> [Work to be completed]: Could you rewrite the listing below from the line containing "Give me the" through the line containing "768, 344, 780]", inclusive, substituting "image" for "screenshot" and leaving everything else unchanged? Omit the pictures from your answer.

[START Information provided]

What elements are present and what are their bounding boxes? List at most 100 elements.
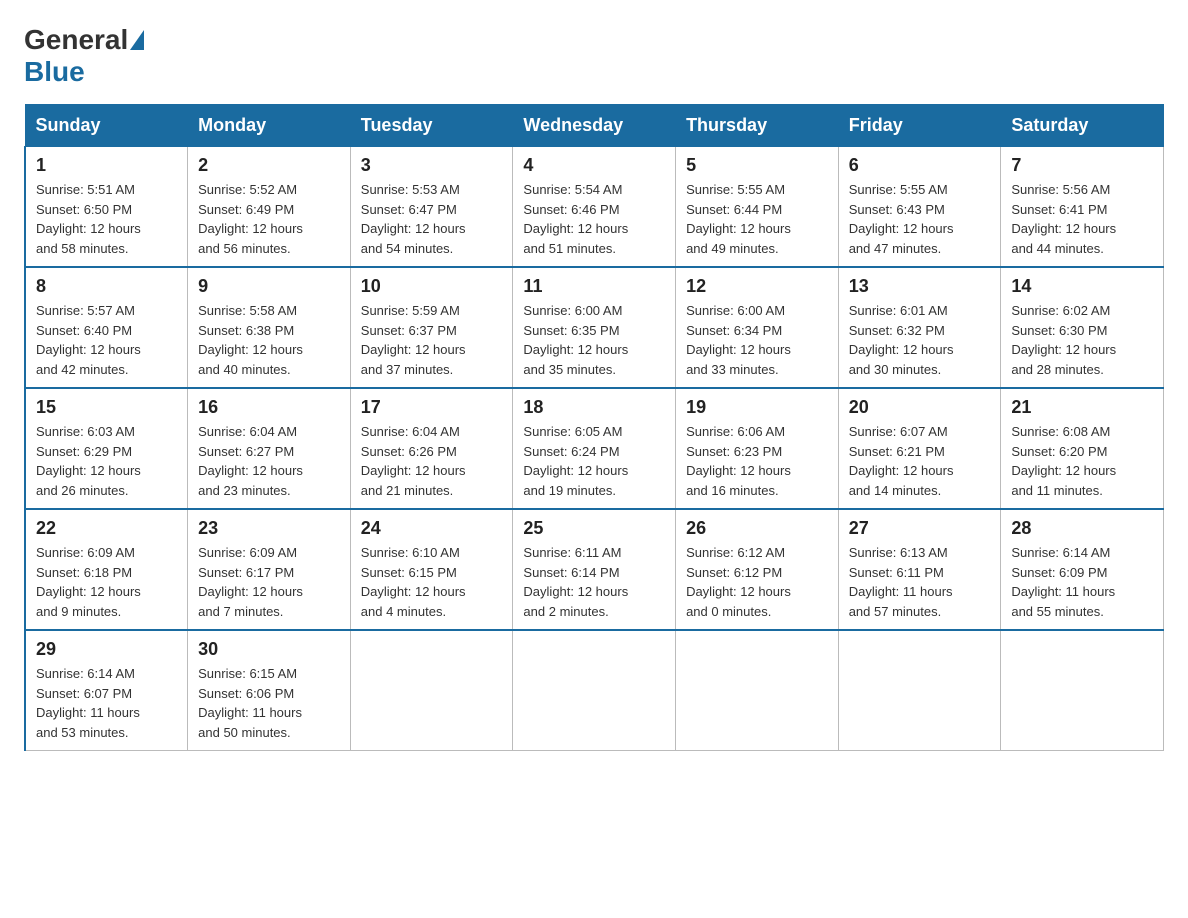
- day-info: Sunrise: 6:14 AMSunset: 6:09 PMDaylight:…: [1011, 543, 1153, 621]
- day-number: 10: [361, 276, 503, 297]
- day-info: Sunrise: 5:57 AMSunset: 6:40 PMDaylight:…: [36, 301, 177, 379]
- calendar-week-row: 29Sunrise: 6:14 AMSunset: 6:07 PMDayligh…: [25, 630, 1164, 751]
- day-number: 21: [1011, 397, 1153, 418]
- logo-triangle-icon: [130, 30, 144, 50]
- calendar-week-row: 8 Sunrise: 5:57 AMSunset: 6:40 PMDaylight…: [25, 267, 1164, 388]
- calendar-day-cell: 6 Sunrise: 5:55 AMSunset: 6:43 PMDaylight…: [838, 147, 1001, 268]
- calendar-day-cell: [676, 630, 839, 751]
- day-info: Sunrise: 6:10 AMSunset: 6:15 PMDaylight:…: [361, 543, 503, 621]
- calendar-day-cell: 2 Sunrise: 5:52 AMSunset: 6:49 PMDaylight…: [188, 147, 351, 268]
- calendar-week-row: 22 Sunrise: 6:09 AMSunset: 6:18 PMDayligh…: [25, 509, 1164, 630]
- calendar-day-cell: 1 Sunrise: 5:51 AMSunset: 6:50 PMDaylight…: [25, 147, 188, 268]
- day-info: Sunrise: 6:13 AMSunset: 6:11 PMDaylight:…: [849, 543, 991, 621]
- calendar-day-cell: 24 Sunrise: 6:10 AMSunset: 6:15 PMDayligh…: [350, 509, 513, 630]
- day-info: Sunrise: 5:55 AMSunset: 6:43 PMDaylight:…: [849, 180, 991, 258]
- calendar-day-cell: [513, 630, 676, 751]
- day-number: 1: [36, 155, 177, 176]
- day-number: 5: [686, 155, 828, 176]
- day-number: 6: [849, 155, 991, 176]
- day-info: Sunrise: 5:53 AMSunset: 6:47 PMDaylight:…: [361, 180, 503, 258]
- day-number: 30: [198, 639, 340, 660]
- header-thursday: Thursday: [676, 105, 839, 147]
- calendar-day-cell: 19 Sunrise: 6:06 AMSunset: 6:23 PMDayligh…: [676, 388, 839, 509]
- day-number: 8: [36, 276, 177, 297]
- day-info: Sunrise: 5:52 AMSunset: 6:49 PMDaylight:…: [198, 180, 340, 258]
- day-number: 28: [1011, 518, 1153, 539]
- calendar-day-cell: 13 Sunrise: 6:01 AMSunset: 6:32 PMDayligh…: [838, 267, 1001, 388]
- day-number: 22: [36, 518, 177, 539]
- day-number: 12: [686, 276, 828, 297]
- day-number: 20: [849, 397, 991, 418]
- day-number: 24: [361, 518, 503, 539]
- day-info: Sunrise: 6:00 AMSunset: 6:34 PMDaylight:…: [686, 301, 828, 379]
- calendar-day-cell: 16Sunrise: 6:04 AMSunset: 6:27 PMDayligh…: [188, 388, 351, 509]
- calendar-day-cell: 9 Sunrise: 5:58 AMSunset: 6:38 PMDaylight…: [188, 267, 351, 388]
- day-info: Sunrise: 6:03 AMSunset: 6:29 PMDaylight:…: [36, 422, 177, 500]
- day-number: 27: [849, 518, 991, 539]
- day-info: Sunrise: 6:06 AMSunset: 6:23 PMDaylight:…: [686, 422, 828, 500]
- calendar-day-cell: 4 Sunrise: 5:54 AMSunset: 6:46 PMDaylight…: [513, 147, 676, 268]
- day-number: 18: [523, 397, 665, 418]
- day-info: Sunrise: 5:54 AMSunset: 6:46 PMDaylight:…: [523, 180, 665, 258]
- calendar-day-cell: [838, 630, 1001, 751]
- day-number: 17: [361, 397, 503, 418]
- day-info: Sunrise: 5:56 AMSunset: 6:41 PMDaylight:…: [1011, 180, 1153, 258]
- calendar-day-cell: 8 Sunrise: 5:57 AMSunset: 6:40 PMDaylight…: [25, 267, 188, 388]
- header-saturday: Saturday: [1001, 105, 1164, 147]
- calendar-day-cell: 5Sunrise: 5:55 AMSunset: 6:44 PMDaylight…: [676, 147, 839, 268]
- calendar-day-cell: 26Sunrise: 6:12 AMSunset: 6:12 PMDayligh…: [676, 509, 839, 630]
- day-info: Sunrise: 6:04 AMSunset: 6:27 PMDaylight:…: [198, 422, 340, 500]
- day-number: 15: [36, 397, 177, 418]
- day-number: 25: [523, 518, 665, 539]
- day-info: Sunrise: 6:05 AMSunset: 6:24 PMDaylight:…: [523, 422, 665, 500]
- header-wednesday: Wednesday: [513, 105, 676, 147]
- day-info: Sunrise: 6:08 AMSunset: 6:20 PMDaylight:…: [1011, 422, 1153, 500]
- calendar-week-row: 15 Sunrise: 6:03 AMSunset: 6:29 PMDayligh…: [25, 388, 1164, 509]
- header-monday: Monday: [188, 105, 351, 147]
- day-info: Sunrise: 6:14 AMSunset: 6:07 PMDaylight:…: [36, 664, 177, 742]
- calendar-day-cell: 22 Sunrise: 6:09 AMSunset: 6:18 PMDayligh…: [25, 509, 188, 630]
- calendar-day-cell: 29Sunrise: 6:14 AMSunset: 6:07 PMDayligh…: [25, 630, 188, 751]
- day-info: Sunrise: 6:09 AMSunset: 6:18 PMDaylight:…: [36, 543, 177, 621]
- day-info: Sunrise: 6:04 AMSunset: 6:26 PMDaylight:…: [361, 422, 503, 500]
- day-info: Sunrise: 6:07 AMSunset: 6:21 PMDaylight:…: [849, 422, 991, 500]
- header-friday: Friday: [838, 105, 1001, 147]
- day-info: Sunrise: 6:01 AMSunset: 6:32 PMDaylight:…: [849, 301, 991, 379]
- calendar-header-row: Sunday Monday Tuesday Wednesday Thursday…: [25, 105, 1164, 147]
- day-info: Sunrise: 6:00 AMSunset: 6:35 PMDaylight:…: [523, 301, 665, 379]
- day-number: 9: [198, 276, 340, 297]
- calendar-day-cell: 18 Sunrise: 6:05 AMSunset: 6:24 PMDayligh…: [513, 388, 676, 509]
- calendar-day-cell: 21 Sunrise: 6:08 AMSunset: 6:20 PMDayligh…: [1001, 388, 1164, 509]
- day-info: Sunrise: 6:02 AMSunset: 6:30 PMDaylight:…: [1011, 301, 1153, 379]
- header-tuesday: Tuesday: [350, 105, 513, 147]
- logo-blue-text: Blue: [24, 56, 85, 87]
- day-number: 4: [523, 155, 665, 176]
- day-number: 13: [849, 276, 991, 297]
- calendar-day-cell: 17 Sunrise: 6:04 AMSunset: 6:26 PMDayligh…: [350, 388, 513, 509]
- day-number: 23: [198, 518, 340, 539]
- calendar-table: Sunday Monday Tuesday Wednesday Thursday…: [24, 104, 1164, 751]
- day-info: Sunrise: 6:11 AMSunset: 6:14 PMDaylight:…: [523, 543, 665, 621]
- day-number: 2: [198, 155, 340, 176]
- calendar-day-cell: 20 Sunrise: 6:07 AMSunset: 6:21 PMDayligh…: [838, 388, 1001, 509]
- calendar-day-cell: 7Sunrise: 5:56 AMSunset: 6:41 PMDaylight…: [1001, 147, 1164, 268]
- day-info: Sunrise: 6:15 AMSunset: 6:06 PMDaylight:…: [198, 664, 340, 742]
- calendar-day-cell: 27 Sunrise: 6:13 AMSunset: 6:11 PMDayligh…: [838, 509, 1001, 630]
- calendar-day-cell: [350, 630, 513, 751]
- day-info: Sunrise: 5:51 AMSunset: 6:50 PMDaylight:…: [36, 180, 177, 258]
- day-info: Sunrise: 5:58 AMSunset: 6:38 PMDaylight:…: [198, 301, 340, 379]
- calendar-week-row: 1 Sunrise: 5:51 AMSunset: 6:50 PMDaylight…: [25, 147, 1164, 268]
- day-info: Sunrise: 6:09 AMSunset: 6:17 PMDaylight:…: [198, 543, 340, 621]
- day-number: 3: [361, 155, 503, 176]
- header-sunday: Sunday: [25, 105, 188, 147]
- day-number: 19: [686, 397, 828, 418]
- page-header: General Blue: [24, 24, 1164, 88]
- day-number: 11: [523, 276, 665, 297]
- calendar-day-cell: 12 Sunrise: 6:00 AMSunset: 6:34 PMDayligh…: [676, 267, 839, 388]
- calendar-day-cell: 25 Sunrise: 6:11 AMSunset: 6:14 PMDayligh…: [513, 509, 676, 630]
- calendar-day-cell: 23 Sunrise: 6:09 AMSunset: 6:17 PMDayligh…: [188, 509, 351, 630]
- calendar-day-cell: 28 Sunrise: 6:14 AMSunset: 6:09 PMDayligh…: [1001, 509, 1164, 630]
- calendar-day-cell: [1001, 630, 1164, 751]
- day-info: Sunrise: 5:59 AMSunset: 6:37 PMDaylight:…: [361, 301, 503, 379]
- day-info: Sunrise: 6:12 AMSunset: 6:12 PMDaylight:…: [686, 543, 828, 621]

[END Information provided]
[START Information provided]

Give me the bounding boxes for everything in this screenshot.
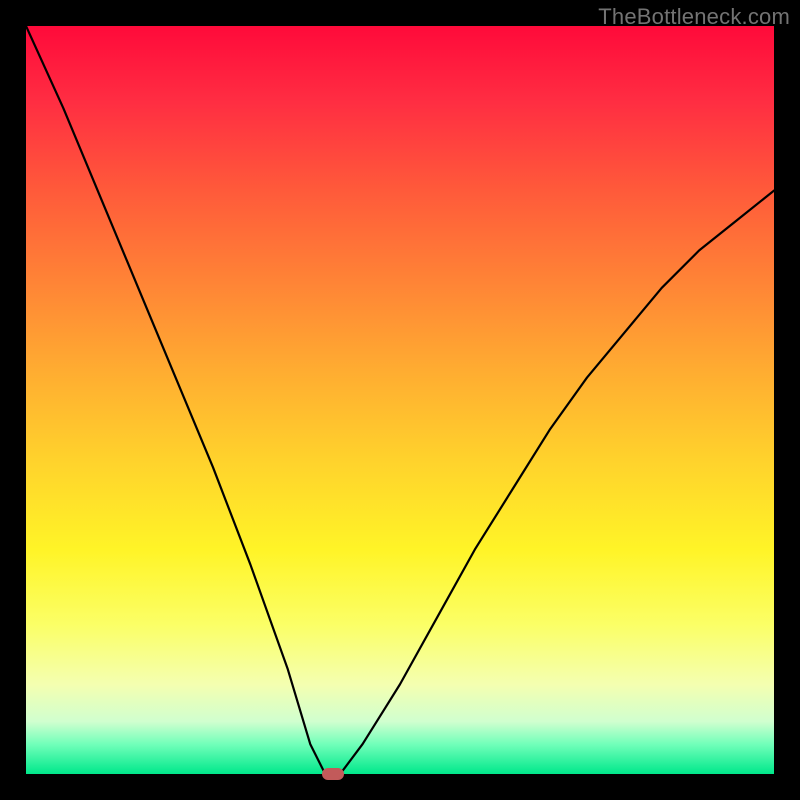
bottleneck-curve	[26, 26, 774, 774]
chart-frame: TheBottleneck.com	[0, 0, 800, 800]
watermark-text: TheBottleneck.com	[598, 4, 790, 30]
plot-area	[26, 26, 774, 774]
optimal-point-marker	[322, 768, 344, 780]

[END Information provided]

> [The solution]:
Give me the bounding boxes for everything in this image.
bottleneck-curve	[26, 26, 774, 774]
chart-frame: TheBottleneck.com	[0, 0, 800, 800]
watermark-text: TheBottleneck.com	[598, 4, 790, 30]
plot-area	[26, 26, 774, 774]
optimal-point-marker	[322, 768, 344, 780]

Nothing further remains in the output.